_EXERCISE DETAILS:_
Give back the records below exactly, every one, with no pictures.

Saved entries:
◆ ◆ ◆ ◆ ◆

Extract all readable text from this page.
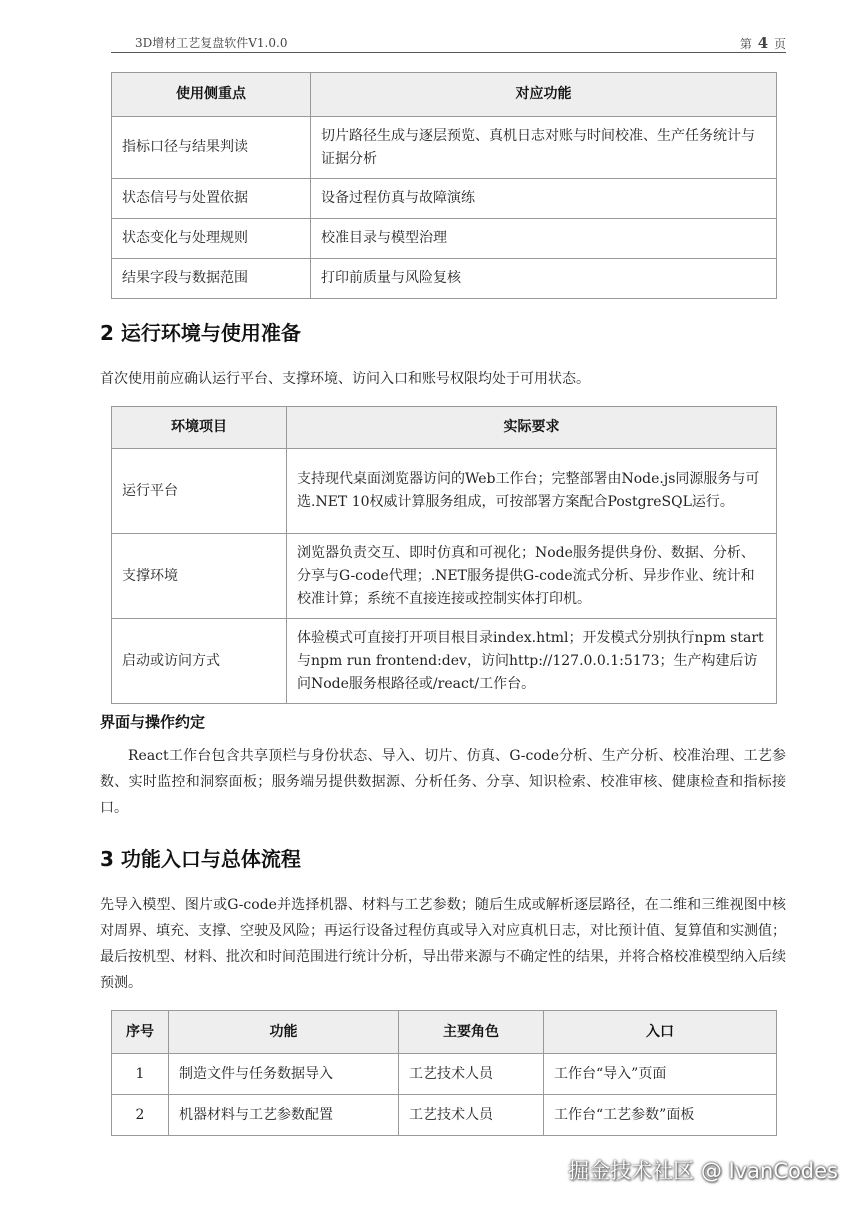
3D增材工艺复盘软件V1.0.0	第 4 页
使用侧重点	对应功能
指标口径与结果判读	切片路径生成与逐层预览、真机日志对账与时间校准、生产任务统计与证据分析
状态信号与处置依据	设备过程仿真与故障演练
状态变化与处理规则	校准目录与模型治理
结果字段与数据范围	打印前质量与风险复核
2 运行环境与使用准备

首次使用前应确认运行平台、支撑环境、访问入口和账号权限均处于可用状态。

环境项目	实际要求
运行平台	支持现代桌面浏览器访问的Web工作台；完整部署由Node.js同源服务与可选.NET 10权威计算服务组成，可按部署方案配合PostgreSQL运行。
支撑环境	浏览器负责交互、即时仿真和可视化；Node服务提供身份、数据、分析、分享与G-code代理；.NET服务提供G-code流式分析、异步作业、统计和校准计算；系统不直接连接或控制实体打印机。
启动或访问方式	体验模式可直接打开项目根目录index.html；开发模式分别执行npm start与npm run frontend:dev，访问http://127.0.0.1:5173；生产构建后访问Node服务根路径或/react/工作台。
界面与操作约定

React工作台包含共享顶栏与身份状态、导入、切片、仿真、G-code分析、生产分析、校准治理、工艺参数、实时监控和洞察面板；服务端另提供数据源、分析任务、分享、知识检索、校准审核、健康检查和指标接口。

3 功能入口与总体流程

先导入模型、图片或G-code并选择机器、材料与工艺参数；随后生成或解析逐层路径，在二维和三维视图中核对周界、填充、支撑、空驶及风险；再运行设备过程仿真或导入对应真机日志，对比预计值、复算值和实测值；最后按机型、材料、批次和时间范围进行统计分析，导出带来源与不确定性的结果，并将合格校准模型纳入后续预测。

序号	功能	主要角色	入口
1	制造文件与任务数据导入	工艺技术人员	工作台“导入”页面
2	机器材料与工艺参数配置	工艺技术人员	工作台“工艺参数”面板
掘金技术社区 @ IvanCodes
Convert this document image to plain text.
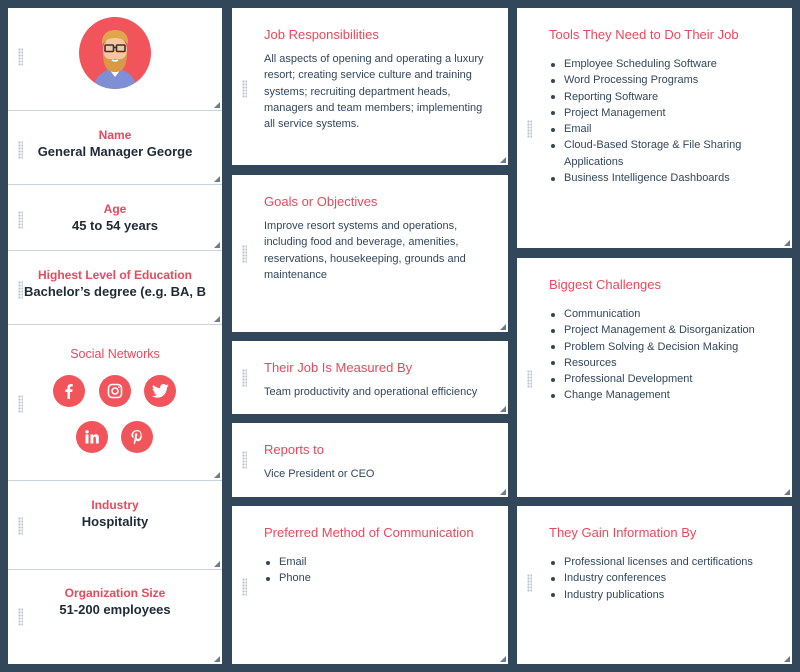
Name
General Manager George
Age
45 to 54 years
Highest Level of Education
Bachelor’s degree (e.g. BA, B
Social Networks
Industry
Hospitality
Organization Size
51-200 employees
Job Responsibilities

All aspects of opening and operating a luxury resort; creating service culture and training systems; recruiting department heads, managers and team members; implementing all service systems.

Goals or Objectives

Improve resort systems and operations, including food and beverage, amenities, reservations, housekeeping, grounds and maintenance

Their Job Is Measured By

Team productivity and operational efficiency

Reports to

Vice President or CEO

Preferred Method of Communication
Email
Phone
Tools They Need to Do Their Job
Employee Scheduling Software
Word Processing Programs
Reporting Software
Project Management
Email
Cloud-Based Storage & File Sharing Applications
Business Intelligence Dashboards
Biggest Challenges
Communication
Project Management & Disorganization
Problem Solving & Decision Making
Resources
Professional Development
Change Management
They Gain Information By
Professional licenses and certifications
Industry conferences
Industry publications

◆ ◆ ◆ ◆ ◆

_CORRECT ANSWER:_
Extract all readable text from this page.
3D增材工艺复盘软件V1.0.0	第 4 页
使用侧重点	对应功能
指标口径与结果判读	切片路径生成与逐层预览、真机日志对账与时间校准、生产任务统计与证据分析
状态信号与处置依据	设备过程仿真与故障演练
状态变化与处理规则	校准目录与模型治理
结果字段与数据范围	打印前质量与风险复核
2 运行环境与使用准备

首次使用前应确认运行平台、支撑环境、访问入口和账号权限均处于可用状态。

环境项目	实际要求
运行平台	支持现代桌面浏览器访问的Web工作台；完整部署由Node.js同源服务与可选.NET 10权威计算服务组成，可按部署方案配合PostgreSQL运行。
支撑环境	浏览器负责交互、即时仿真和可视化；Node服务提供身份、数据、分析、分享与G-code代理；.NET服务提供G-code流式分析、异步作业、统计和校准计算；系统不直接连接或控制实体打印机。
启动或访问方式	体验模式可直接打开项目根目录index.html；开发模式分别执行npm start与npm run frontend:dev，访问http://127.0.0.1:5173；生产构建后访问Node服务根路径或/react/工作台。
界面与操作约定

React工作台包含共享顶栏与身份状态、导入、切片、仿真、G-code分析、生产分析、校准治理、工艺参数、实时监控和洞察面板；服务端另提供数据源、分析任务、分享、知识检索、校准审核、健康检查和指标接口。

3 功能入口与总体流程

先导入模型、图片或G-code并选择机器、材料与工艺参数；随后生成或解析逐层路径，在二维和三维视图中核对周界、填充、支撑、空驶及风险；再运行设备过程仿真或导入对应真机日志，对比预计值、复算值和实测值；最后按机型、材料、批次和时间范围进行统计分析，导出带来源与不确定性的结果，并将合格校准模型纳入后续预测。

序号	功能	主要角色	入口
1	制造文件与任务数据导入	工艺技术人员	工作台“导入”页面
2	机器材料与工艺参数配置	工艺技术人员	工作台“工艺参数”面板
掘金技术社区 @ IvanCodes
Convert this document image to plain text.
Name
General Manager George
Age
45 to 54 years
Highest Level of Education
Bachelor’s degree (e.g. BA, B
Social Networks
Industry
Hospitality
Organization Size
51-200 employees
Job Responsibilities

All aspects of opening and operating a luxury resort; creating service culture and training systems; recruiting department heads, managers and team members; implementing all service systems.

Goals or Objectives

Improve resort systems and operations, including food and beverage, amenities, reservations, housekeeping, grounds and maintenance

Their Job Is Measured By

Team productivity and operational efficiency

Reports to

Vice President or CEO

Preferred Method of Communication
Email
Phone
Tools They Need to Do Their Job
Employee Scheduling Software
Word Processing Programs
Reporting Software
Project Management
Email
Cloud-Based Storage & File Sharing Applications
Business Intelligence Dashboards
Biggest Challenges
Communication
Project Management & Disorganization
Problem Solving & Decision Making
Resources
Professional Development
Change Management
They Gain Information By
Professional licenses and certifications
Industry conferences
Industry publications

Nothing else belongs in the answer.